Can you set down these lines again, word for word, for all of the rows that follow?

A run of rows:
+++++
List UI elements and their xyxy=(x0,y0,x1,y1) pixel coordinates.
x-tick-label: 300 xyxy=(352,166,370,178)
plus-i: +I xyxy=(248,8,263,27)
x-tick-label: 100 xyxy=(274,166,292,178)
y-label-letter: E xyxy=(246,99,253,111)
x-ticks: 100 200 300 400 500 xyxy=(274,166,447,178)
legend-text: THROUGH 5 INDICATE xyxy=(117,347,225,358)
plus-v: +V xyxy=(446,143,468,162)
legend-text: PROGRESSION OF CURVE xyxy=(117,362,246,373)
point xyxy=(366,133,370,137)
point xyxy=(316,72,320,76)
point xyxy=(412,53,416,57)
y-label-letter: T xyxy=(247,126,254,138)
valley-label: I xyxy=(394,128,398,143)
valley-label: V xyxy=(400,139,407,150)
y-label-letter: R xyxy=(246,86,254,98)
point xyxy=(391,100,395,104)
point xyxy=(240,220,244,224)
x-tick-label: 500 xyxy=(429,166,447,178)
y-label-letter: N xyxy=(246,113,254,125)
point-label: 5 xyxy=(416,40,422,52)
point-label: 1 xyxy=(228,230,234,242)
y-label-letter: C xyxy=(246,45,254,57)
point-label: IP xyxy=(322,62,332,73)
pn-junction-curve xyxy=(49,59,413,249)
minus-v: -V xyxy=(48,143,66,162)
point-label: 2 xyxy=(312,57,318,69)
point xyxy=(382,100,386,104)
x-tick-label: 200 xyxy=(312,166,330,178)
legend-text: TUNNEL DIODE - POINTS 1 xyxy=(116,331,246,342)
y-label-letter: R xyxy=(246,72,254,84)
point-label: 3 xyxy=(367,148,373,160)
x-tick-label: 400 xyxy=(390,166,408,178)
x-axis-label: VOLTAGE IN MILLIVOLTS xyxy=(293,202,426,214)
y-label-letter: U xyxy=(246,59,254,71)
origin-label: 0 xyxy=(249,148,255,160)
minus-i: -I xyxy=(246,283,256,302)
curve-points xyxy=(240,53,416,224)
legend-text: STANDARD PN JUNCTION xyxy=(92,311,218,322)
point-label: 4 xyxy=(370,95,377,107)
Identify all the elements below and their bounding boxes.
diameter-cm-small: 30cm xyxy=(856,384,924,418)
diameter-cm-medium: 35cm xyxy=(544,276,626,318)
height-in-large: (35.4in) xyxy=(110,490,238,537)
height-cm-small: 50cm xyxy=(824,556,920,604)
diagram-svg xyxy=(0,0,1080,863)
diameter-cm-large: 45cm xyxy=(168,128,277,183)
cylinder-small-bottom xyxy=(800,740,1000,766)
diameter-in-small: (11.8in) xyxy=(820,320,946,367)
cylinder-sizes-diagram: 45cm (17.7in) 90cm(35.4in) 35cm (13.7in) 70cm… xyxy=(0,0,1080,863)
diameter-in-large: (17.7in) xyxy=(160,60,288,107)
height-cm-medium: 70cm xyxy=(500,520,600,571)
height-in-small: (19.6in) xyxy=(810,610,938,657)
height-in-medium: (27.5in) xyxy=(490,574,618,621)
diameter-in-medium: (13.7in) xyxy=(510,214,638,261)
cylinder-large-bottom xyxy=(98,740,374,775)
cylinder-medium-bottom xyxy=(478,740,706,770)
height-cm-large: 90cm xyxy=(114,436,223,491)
+++++
COMPLETE RESPONSE -
List UI elements and their xyxy=(x0,y0,x1,y1) pixel coordinates.
x-tick-label: 300 xyxy=(352,166,370,178)
plus-i: +I xyxy=(248,8,263,27)
x-tick-label: 100 xyxy=(274,166,292,178)
y-label-letter: E xyxy=(246,99,253,111)
x-ticks: 100 200 300 400 500 xyxy=(274,166,447,178)
legend-text: THROUGH 5 INDICATE xyxy=(117,347,225,358)
plus-v: +V xyxy=(446,143,468,162)
legend-text: PROGRESSION OF CURVE xyxy=(117,362,246,373)
point xyxy=(366,133,370,137)
point xyxy=(316,72,320,76)
point xyxy=(412,53,416,57)
y-label-letter: T xyxy=(247,126,254,138)
valley-label: I xyxy=(394,128,398,143)
valley-label: V xyxy=(400,139,407,150)
y-label-letter: R xyxy=(246,86,254,98)
point xyxy=(391,100,395,104)
point xyxy=(240,220,244,224)
x-tick-label: 500 xyxy=(429,166,447,178)
y-label-letter: N xyxy=(246,113,254,125)
point-label: 5 xyxy=(416,40,422,52)
point-label: 1 xyxy=(228,230,234,242)
y-label-letter: C xyxy=(246,45,254,57)
point-label: IP xyxy=(322,62,332,73)
pn-junction-curve xyxy=(49,59,413,249)
minus-v: -V xyxy=(48,143,66,162)
point-label: 2 xyxy=(312,57,318,69)
point xyxy=(382,100,386,104)
x-tick-label: 200 xyxy=(312,166,330,178)
legend-text: TUNNEL DIODE - POINTS 1 xyxy=(116,331,246,342)
y-label-letter: R xyxy=(246,72,254,84)
point-label: 3 xyxy=(367,148,373,160)
x-tick-label: 400 xyxy=(390,166,408,178)
x-axis-label: VOLTAGE IN MILLIVOLTS xyxy=(293,202,426,214)
y-label-letter: U xyxy=(246,59,254,71)
origin-label: 0 xyxy=(249,148,255,160)
minus-i: -I xyxy=(246,283,256,302)
curve-points xyxy=(240,53,416,224)
legend-text: STANDARD PN JUNCTION xyxy=(92,311,218,322)
point-label: 4 xyxy=(370,95,377,107)
Identify all the elements below and their bounding boxes.
diameter-cm-small: 30cm xyxy=(856,384,924,418)
diameter-cm-medium: 35cm xyxy=(544,276,626,318)
height-in-large: (35.4in) xyxy=(110,490,238,537)
height-cm-small: 50cm xyxy=(824,556,920,604)
diagram-svg xyxy=(0,0,1080,863)
diameter-cm-large: 45cm xyxy=(168,128,277,183)
cylinder-small-bottom xyxy=(800,740,1000,766)
diameter-in-small: (11.8in) xyxy=(820,320,946,367)
cylinder-sizes-diagram: 45cm (17.7in) 90cm(35.4in) 35cm (13.7in) 70cm… xyxy=(0,0,1080,863)
diameter-in-large: (17.7in) xyxy=(160,60,288,107)
height-cm-medium: 70cm xyxy=(500,520,600,571)
height-in-small: (19.6in) xyxy=(810,610,938,657)
height-in-medium: (27.5in) xyxy=(490,574,618,621)
diameter-in-medium: (13.7in) xyxy=(510,214,638,261)
cylinder-large-bottom xyxy=(98,740,374,775)
cylinder-medium-bottom xyxy=(478,740,706,770)
height-cm-large: 90cm xyxy=(114,436,223,491)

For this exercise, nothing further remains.